>> Begin Excerpted data
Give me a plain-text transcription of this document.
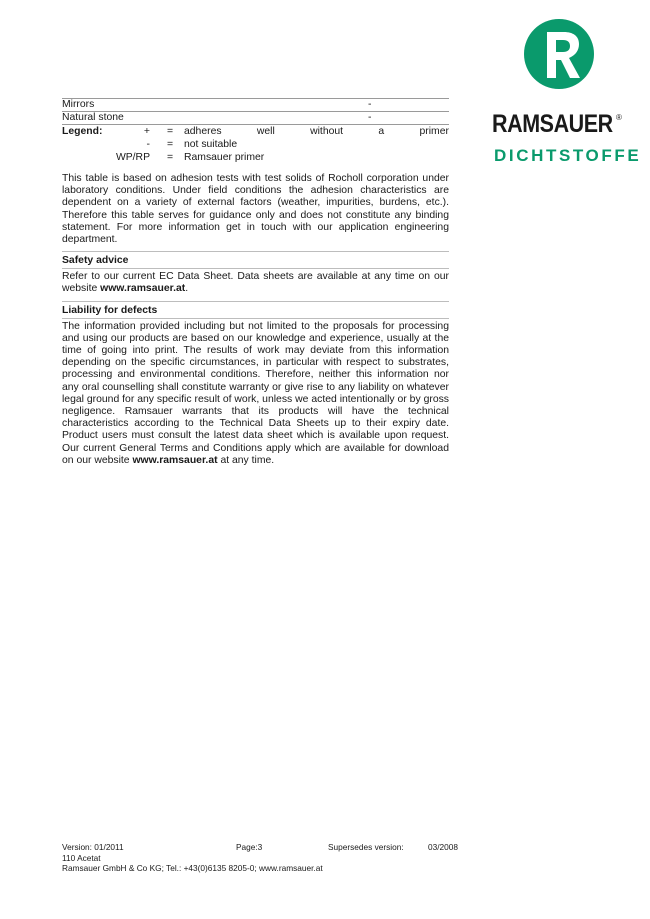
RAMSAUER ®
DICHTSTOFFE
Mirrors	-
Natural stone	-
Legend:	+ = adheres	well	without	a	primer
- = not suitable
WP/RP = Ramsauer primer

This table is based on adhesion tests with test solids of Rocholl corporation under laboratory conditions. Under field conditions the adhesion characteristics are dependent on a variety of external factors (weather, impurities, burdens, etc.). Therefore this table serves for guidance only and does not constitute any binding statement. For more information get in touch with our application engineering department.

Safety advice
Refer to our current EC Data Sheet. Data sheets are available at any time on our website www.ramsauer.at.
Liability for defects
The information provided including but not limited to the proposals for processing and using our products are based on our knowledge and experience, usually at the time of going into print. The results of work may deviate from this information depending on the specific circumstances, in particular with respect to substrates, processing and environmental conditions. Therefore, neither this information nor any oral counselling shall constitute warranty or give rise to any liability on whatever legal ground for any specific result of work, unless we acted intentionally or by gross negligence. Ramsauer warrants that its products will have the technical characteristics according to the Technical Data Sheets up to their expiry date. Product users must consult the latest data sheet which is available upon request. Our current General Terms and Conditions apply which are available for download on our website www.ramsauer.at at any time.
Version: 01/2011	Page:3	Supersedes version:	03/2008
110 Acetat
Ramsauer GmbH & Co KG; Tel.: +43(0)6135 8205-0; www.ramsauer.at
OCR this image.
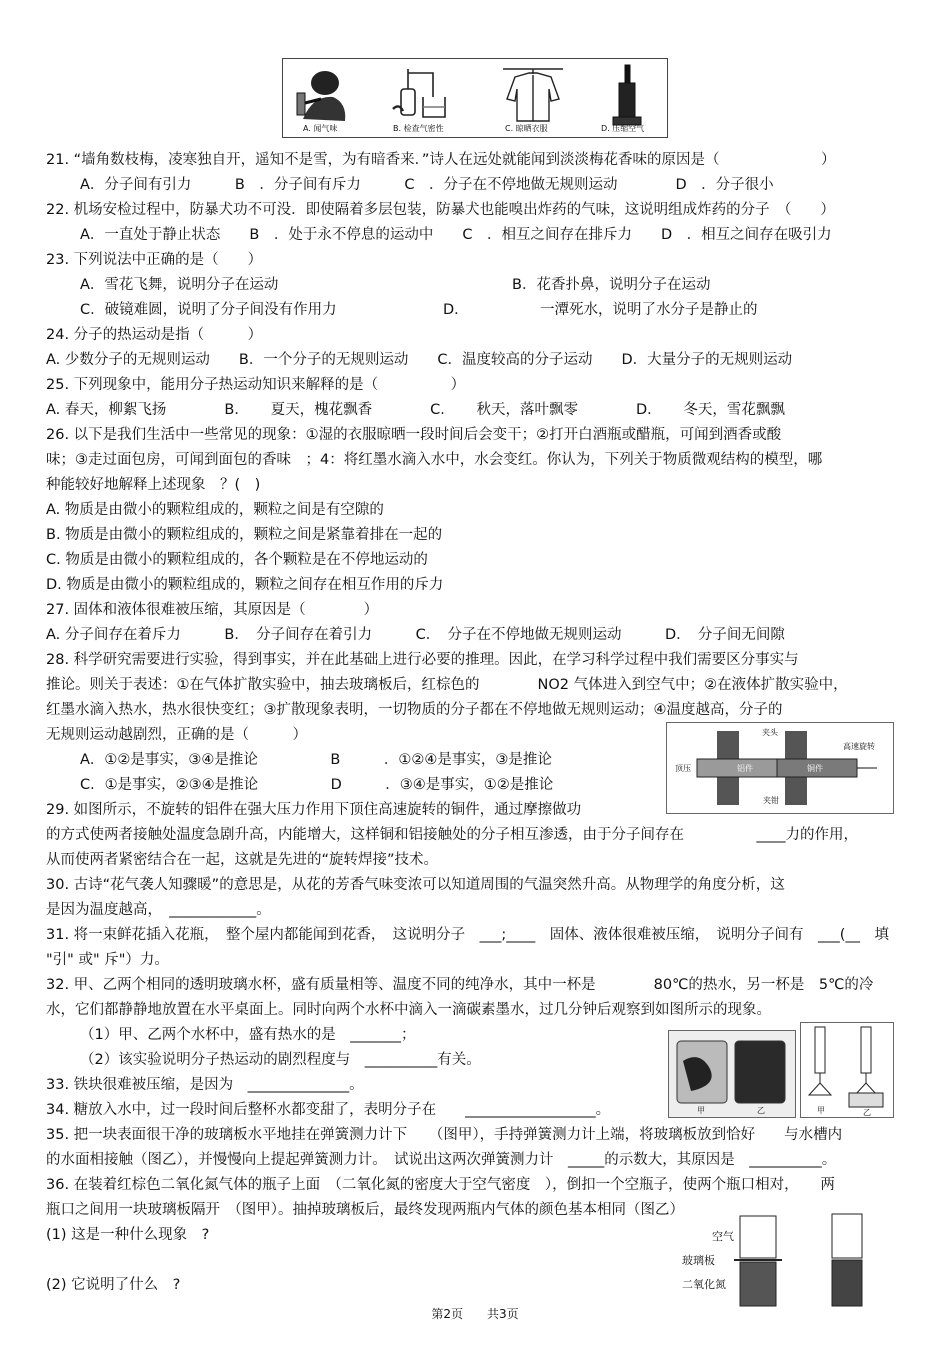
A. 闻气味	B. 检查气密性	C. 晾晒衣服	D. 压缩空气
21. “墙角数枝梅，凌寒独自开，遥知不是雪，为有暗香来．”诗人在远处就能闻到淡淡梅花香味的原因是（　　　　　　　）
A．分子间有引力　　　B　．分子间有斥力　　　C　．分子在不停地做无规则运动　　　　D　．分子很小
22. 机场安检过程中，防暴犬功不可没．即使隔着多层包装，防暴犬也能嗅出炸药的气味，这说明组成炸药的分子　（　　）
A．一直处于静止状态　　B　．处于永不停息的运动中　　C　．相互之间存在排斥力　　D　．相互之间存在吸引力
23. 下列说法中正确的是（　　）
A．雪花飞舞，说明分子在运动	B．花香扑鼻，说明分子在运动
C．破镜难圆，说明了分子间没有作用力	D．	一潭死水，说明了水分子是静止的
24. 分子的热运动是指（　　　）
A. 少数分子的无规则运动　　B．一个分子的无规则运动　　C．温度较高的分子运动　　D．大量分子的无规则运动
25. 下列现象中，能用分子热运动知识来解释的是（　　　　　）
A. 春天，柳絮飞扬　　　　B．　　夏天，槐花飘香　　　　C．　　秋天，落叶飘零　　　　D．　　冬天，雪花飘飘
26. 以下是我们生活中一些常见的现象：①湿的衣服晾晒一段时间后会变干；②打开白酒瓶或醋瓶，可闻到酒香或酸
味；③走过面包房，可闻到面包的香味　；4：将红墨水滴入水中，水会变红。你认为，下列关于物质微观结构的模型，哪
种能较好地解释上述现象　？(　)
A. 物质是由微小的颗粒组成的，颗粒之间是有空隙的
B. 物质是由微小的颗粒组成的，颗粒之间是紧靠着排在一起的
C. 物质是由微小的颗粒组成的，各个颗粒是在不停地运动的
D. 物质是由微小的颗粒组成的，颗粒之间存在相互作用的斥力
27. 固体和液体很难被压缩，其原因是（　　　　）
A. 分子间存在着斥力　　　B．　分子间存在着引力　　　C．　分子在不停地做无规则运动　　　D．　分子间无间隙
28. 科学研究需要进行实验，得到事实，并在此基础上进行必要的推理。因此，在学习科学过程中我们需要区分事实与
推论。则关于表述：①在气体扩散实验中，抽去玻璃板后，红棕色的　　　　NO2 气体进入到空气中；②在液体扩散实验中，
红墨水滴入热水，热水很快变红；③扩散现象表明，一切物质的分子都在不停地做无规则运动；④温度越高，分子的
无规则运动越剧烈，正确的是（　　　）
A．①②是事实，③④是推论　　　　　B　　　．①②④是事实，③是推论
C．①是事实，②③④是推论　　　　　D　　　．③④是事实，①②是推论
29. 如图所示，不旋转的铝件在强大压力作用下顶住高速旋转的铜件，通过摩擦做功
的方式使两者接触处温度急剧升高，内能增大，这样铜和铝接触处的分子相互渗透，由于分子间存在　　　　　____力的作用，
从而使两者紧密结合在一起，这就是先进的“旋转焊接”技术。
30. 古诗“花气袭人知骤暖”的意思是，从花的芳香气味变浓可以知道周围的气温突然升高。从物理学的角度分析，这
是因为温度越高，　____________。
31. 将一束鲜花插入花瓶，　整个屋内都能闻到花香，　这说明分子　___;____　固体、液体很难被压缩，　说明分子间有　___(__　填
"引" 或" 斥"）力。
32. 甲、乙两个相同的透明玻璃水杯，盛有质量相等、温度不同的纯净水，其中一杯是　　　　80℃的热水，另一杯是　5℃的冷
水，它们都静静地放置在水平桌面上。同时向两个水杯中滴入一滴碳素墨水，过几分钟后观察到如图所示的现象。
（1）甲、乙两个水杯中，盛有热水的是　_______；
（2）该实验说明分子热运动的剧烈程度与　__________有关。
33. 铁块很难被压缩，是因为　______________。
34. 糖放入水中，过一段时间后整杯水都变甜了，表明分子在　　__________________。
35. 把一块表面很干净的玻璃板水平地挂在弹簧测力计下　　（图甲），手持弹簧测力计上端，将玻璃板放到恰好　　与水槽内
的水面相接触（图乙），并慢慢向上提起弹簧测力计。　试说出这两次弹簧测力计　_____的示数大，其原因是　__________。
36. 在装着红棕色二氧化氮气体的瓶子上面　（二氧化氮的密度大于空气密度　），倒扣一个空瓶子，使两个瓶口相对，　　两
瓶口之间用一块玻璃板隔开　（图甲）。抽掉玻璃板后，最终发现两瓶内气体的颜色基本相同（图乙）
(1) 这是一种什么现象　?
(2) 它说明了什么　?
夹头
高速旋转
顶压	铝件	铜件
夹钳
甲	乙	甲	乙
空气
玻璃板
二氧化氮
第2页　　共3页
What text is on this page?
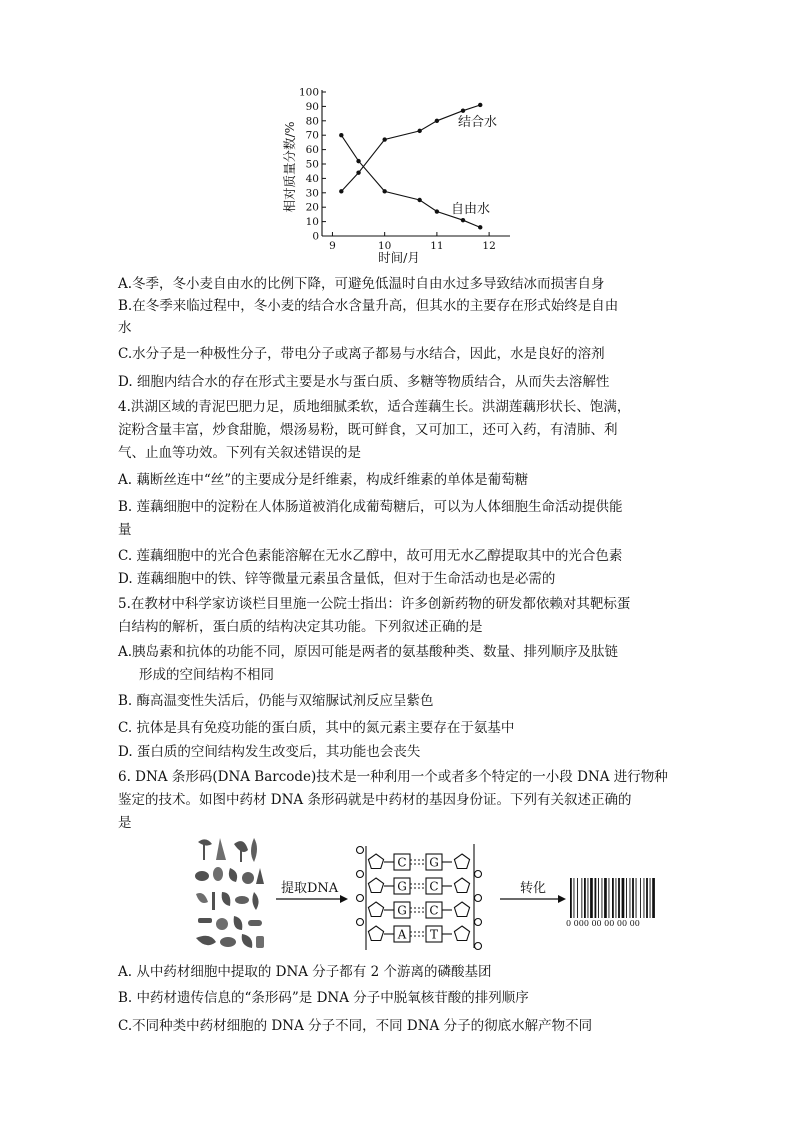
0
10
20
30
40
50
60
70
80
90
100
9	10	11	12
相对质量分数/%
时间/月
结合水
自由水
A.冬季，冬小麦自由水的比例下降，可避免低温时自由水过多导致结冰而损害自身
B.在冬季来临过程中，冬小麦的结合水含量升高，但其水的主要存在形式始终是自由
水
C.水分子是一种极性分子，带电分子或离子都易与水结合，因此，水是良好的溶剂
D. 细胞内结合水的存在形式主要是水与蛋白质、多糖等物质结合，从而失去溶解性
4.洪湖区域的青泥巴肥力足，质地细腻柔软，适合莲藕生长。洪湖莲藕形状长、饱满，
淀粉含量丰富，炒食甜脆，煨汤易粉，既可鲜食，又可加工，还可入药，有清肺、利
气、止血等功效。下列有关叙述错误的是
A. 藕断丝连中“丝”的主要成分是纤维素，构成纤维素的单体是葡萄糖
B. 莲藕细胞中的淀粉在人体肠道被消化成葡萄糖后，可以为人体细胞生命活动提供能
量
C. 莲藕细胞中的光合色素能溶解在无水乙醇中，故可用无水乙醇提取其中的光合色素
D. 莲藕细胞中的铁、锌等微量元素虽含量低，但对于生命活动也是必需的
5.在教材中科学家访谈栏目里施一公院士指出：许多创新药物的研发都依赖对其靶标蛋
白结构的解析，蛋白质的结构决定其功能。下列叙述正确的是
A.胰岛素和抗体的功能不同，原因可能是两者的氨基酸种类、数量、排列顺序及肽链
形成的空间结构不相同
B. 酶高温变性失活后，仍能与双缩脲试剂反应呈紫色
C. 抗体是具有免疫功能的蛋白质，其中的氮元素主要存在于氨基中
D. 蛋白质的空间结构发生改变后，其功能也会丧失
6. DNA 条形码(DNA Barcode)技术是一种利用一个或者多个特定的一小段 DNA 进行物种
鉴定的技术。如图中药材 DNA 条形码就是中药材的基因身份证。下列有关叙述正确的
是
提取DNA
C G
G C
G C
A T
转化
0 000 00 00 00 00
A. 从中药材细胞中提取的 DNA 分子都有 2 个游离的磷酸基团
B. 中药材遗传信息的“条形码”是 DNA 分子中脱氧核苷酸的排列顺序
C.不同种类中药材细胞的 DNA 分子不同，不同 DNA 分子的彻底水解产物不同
>> End Excerpted data
What you are asked to do
Scan the listing above and identify each line holding the string "物质是由微小的颗粒组成的"; copy every such line.

Answer to the task
A. 物质是由微小的颗粒组成的，颗粒之间是有空隙的
B. 物质是由微小的颗粒组成的，颗粒之间是紧靠着排在一起的
C. 物质是由微小的颗粒组成的，各个颗粒是在不停地运动的
D. 物质是由微小的颗粒组成的，颗粒之间存在相互作用的斥力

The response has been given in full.